*Instructions for the task:*
Transcribe the entries exactly; images are not part of the copy.

*Supplied material:*
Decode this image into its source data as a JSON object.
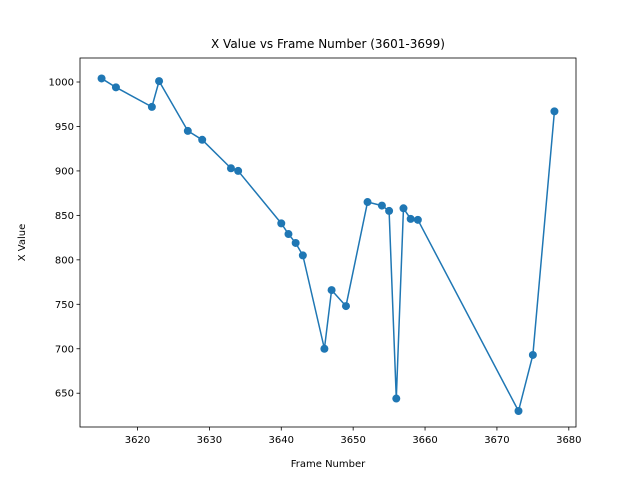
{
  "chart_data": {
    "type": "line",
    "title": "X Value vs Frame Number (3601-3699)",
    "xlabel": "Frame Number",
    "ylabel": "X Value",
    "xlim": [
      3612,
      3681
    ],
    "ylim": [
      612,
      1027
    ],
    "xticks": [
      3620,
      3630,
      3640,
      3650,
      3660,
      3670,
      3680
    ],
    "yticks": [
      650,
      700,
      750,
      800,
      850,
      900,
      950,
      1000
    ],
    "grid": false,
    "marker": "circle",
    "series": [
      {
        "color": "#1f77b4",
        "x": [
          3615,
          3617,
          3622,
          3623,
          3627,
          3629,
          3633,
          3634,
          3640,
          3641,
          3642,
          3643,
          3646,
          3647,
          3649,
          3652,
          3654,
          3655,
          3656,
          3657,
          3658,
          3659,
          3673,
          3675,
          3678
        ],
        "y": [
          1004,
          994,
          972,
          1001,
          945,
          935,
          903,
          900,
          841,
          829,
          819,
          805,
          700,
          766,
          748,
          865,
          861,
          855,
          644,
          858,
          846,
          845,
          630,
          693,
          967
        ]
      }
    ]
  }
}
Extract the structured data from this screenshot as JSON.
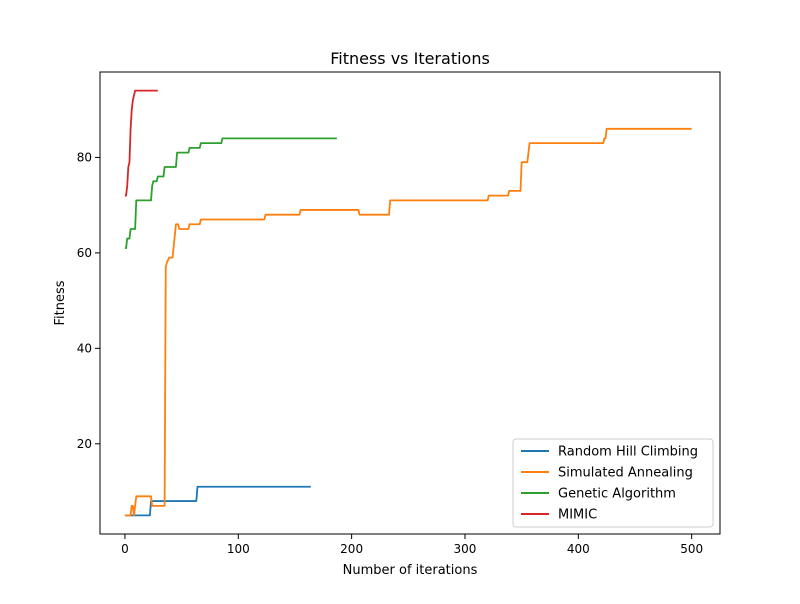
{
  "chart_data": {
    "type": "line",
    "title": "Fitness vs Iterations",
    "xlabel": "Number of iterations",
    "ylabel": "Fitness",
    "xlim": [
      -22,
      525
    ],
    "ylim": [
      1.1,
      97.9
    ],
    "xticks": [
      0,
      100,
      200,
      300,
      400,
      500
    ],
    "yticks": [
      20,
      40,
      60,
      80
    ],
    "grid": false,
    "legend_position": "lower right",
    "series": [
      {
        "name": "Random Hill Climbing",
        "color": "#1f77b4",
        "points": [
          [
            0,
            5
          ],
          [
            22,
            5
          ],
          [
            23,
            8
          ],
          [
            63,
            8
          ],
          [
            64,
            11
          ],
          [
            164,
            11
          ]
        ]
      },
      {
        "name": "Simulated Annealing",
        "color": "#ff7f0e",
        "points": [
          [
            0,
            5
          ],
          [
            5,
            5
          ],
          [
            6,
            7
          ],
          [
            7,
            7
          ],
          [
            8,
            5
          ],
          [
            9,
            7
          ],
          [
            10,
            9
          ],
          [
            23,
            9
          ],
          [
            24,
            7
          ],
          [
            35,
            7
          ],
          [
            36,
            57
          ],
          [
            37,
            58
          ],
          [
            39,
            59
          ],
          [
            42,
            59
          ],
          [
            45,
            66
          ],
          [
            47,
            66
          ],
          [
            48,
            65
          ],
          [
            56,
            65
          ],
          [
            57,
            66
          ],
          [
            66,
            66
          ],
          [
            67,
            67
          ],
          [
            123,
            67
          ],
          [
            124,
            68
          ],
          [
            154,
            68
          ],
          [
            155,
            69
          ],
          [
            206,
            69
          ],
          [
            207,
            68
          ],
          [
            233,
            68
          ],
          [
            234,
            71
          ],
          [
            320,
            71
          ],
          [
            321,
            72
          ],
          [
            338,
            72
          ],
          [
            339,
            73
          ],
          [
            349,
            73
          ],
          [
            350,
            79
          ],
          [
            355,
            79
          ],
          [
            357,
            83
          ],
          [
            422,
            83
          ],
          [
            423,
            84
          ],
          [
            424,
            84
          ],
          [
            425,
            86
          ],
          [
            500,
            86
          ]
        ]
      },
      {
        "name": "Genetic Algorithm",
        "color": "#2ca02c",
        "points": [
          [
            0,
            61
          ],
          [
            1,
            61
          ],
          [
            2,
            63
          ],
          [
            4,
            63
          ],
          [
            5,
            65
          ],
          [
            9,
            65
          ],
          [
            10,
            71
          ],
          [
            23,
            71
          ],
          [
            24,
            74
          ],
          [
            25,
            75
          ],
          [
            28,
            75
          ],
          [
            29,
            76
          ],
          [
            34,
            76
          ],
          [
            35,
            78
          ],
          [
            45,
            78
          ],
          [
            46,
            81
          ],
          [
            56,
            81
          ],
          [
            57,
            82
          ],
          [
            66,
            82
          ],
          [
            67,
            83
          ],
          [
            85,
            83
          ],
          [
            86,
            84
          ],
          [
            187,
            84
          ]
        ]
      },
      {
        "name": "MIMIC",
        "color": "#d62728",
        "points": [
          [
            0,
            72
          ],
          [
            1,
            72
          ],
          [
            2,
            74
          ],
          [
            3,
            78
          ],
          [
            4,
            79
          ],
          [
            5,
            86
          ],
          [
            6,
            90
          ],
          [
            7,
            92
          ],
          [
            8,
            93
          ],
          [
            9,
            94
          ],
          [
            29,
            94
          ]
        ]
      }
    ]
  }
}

*Final result:*
Decode this image into its source data as a JSON object.
{
  "chart_data": {
    "type": "line",
    "title": "X Value vs Frame Number (3601-3699)",
    "xlabel": "Frame Number",
    "ylabel": "X Value",
    "xlim": [
      3612,
      3681
    ],
    "ylim": [
      612,
      1027
    ],
    "xticks": [
      3620,
      3630,
      3640,
      3650,
      3660,
      3670,
      3680
    ],
    "yticks": [
      650,
      700,
      750,
      800,
      850,
      900,
      950,
      1000
    ],
    "grid": false,
    "marker": "circle",
    "series": [
      {
        "color": "#1f77b4",
        "x": [
          3615,
          3617,
          3622,
          3623,
          3627,
          3629,
          3633,
          3634,
          3640,
          3641,
          3642,
          3643,
          3646,
          3647,
          3649,
          3652,
          3654,
          3655,
          3656,
          3657,
          3658,
          3659,
          3673,
          3675,
          3678
        ],
        "y": [
          1004,
          994,
          972,
          1001,
          945,
          935,
          903,
          900,
          841,
          829,
          819,
          805,
          700,
          766,
          748,
          865,
          861,
          855,
          644,
          858,
          846,
          845,
          630,
          693,
          967
        ]
      }
    ]
  }
}
Extract the structured data from this screenshot as JSON.
{
  "chart_data": {
    "type": "line",
    "title": "Fitness vs Iterations",
    "xlabel": "Number of iterations",
    "ylabel": "Fitness",
    "xlim": [
      -22,
      525
    ],
    "ylim": [
      1.1,
      97.9
    ],
    "xticks": [
      0,
      100,
      200,
      300,
      400,
      500
    ],
    "yticks": [
      20,
      40,
      60,
      80
    ],
    "grid": false,
    "legend_position": "lower right",
    "series": [
      {
        "name": "Random Hill Climbing",
        "color": "#1f77b4",
        "points": [
          [
            0,
            5
          ],
          [
            22,
            5
          ],
          [
            23,
            8
          ],
          [
            63,
            8
          ],
          [
            64,
            11
          ],
          [
            164,
            11
          ]
        ]
      },
      {
        "name": "Simulated Annealing",
        "color": "#ff7f0e",
        "points": [
          [
            0,
            5
          ],
          [
            5,
            5
          ],
          [
            6,
            7
          ],
          [
            7,
            7
          ],
          [
            8,
            5
          ],
          [
            9,
            7
          ],
          [
            10,
            9
          ],
          [
            23,
            9
          ],
          [
            24,
            7
          ],
          [
            35,
            7
          ],
          [
            36,
            57
          ],
          [
            37,
            58
          ],
          [
            39,
            59
          ],
          [
            42,
            59
          ],
          [
            45,
            66
          ],
          [
            47,
            66
          ],
          [
            48,
            65
          ],
          [
            56,
            65
          ],
          [
            57,
            66
          ],
          [
            66,
            66
          ],
          [
            67,
            67
          ],
          [
            123,
            67
          ],
          [
            124,
            68
          ],
          [
            154,
            68
          ],
          [
            155,
            69
          ],
          [
            206,
            69
          ],
          [
            207,
            68
          ],
          [
            233,
            68
          ],
          [
            234,
            71
          ],
          [
            320,
            71
          ],
          [
            321,
            72
          ],
          [
            338,
            72
          ],
          [
            339,
            73
          ],
          [
            349,
            73
          ],
          [
            350,
            79
          ],
          [
            355,
            79
          ],
          [
            357,
            83
          ],
          [
            422,
            83
          ],
          [
            423,
            84
          ],
          [
            424,
            84
          ],
          [
            425,
            86
          ],
          [
            500,
            86
          ]
        ]
      },
      {
        "name": "Genetic Algorithm",
        "color": "#2ca02c",
        "points": [
          [
            0,
            61
          ],
          [
            1,
            61
          ],
          [
            2,
            63
          ],
          [
            4,
            63
          ],
          [
            5,
            65
          ],
          [
            9,
            65
          ],
          [
            10,
            71
          ],
          [
            23,
            71
          ],
          [
            24,
            74
          ],
          [
            25,
            75
          ],
          [
            28,
            75
          ],
          [
            29,
            76
          ],
          [
            34,
            76
          ],
          [
            35,
            78
          ],
          [
            45,
            78
          ],
          [
            46,
            81
          ],
          [
            56,
            81
          ],
          [
            57,
            82
          ],
          [
            66,
            82
          ],
          [
            67,
            83
          ],
          [
            85,
            83
          ],
          [
            86,
            84
          ],
          [
            187,
            84
          ]
        ]
      },
      {
        "name": "MIMIC",
        "color": "#d62728",
        "points": [
          [
            0,
            72
          ],
          [
            1,
            72
          ],
          [
            2,
            74
          ],
          [
            3,
            78
          ],
          [
            4,
            79
          ],
          [
            5,
            86
          ],
          [
            6,
            90
          ],
          [
            7,
            92
          ],
          [
            8,
            93
          ],
          [
            9,
            94
          ],
          [
            29,
            94
          ]
        ]
      }
    ]
  }
}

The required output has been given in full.